Extracted information —

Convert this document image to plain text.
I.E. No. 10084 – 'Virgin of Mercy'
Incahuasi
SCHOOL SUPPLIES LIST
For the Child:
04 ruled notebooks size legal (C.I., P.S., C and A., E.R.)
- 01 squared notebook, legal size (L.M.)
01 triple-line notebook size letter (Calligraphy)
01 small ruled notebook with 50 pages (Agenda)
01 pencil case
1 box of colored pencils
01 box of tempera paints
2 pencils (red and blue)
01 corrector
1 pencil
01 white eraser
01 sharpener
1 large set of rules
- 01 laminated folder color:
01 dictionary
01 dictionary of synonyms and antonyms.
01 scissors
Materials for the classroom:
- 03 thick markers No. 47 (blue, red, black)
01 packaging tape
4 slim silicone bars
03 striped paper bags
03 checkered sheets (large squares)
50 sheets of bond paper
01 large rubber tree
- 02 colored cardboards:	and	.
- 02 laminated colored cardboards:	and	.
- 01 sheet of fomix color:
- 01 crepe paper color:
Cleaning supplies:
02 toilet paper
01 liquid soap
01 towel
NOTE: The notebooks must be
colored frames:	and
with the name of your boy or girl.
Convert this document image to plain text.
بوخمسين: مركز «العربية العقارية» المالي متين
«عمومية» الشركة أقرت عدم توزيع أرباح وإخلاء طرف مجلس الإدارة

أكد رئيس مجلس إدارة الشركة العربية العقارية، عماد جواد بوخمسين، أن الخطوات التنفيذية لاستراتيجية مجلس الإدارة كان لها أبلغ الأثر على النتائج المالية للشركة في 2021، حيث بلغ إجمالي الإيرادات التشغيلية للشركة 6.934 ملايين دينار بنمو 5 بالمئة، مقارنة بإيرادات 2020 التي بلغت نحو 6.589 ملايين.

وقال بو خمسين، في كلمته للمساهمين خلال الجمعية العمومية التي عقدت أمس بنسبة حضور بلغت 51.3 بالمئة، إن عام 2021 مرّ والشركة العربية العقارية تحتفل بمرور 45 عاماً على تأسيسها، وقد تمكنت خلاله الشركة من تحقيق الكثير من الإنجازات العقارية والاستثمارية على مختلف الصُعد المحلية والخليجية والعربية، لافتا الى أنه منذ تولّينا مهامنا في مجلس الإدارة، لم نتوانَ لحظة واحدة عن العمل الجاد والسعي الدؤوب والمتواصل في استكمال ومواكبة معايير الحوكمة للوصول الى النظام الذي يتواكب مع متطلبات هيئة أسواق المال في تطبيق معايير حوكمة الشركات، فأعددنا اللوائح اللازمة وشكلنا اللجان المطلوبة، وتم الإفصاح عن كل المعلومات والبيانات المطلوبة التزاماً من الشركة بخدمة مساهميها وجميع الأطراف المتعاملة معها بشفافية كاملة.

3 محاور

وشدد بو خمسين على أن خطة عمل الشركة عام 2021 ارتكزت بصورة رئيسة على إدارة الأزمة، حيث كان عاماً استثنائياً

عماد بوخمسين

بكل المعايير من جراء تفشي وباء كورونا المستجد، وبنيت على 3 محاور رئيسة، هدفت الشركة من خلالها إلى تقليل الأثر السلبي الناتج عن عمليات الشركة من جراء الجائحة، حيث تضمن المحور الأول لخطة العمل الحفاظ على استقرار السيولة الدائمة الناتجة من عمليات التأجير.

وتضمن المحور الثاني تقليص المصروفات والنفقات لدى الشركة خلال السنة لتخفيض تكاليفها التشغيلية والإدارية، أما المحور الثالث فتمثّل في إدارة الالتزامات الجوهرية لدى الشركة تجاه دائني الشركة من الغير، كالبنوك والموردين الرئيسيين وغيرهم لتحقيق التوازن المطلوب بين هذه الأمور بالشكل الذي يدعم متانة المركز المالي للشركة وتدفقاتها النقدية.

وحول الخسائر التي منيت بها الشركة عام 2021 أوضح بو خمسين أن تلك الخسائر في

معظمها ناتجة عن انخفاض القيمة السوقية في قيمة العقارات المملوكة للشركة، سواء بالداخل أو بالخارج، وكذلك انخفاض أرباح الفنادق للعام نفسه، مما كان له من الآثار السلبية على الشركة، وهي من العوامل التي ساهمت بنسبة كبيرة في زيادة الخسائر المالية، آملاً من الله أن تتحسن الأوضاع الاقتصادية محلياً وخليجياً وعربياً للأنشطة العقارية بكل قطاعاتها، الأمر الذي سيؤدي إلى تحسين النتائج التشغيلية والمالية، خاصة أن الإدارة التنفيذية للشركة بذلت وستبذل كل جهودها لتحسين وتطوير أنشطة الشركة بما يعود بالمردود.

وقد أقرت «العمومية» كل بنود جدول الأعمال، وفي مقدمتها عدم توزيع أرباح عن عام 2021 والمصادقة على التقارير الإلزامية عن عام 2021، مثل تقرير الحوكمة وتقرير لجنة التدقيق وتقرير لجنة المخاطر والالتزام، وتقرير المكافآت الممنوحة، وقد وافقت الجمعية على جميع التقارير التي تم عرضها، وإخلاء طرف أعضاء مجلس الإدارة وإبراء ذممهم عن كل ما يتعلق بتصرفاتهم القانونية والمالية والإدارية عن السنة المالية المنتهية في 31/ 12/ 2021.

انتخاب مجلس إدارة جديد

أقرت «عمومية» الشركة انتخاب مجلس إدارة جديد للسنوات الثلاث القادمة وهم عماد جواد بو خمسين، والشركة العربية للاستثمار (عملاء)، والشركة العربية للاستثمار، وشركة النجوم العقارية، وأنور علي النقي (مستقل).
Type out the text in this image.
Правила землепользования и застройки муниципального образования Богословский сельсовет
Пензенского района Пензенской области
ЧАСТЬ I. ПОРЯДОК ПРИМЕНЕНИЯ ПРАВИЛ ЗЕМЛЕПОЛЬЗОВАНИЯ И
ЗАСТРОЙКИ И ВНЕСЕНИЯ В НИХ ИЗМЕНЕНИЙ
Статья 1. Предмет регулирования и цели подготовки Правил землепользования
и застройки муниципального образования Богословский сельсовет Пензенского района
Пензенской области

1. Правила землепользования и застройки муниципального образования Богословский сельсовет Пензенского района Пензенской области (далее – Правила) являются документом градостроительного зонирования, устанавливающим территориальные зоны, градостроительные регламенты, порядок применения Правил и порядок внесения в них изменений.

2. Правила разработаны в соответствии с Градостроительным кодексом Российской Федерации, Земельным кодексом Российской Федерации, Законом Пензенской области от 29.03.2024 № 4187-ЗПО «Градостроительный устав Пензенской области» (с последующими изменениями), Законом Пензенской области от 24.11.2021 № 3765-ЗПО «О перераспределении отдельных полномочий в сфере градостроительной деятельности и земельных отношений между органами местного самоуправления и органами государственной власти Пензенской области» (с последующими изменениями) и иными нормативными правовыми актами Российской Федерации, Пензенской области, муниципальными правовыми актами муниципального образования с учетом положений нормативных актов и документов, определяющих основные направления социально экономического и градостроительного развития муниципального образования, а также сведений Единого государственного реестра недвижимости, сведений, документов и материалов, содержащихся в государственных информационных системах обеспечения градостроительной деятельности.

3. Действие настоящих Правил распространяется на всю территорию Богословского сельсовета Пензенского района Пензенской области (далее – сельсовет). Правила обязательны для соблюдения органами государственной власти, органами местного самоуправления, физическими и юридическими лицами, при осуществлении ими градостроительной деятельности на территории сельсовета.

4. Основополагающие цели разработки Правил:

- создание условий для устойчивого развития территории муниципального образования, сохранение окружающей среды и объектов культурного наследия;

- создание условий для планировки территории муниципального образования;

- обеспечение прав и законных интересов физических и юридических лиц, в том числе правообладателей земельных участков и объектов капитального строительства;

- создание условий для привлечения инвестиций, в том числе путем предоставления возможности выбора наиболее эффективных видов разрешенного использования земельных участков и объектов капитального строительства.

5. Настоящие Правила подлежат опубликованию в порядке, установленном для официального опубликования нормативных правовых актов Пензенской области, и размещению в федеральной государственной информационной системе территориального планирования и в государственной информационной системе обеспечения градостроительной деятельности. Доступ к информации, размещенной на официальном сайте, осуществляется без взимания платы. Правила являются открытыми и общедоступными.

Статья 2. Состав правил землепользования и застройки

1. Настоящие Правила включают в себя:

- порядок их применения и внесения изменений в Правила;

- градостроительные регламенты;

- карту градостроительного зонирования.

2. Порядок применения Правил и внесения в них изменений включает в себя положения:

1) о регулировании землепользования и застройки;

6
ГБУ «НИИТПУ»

Aim of the task —
Extract all lines of the records above that include "notebooks".

Response —
04 ruled notebooks size legal (C.I., P.S., C and A., E.R.)
NOTE: The notebooks must be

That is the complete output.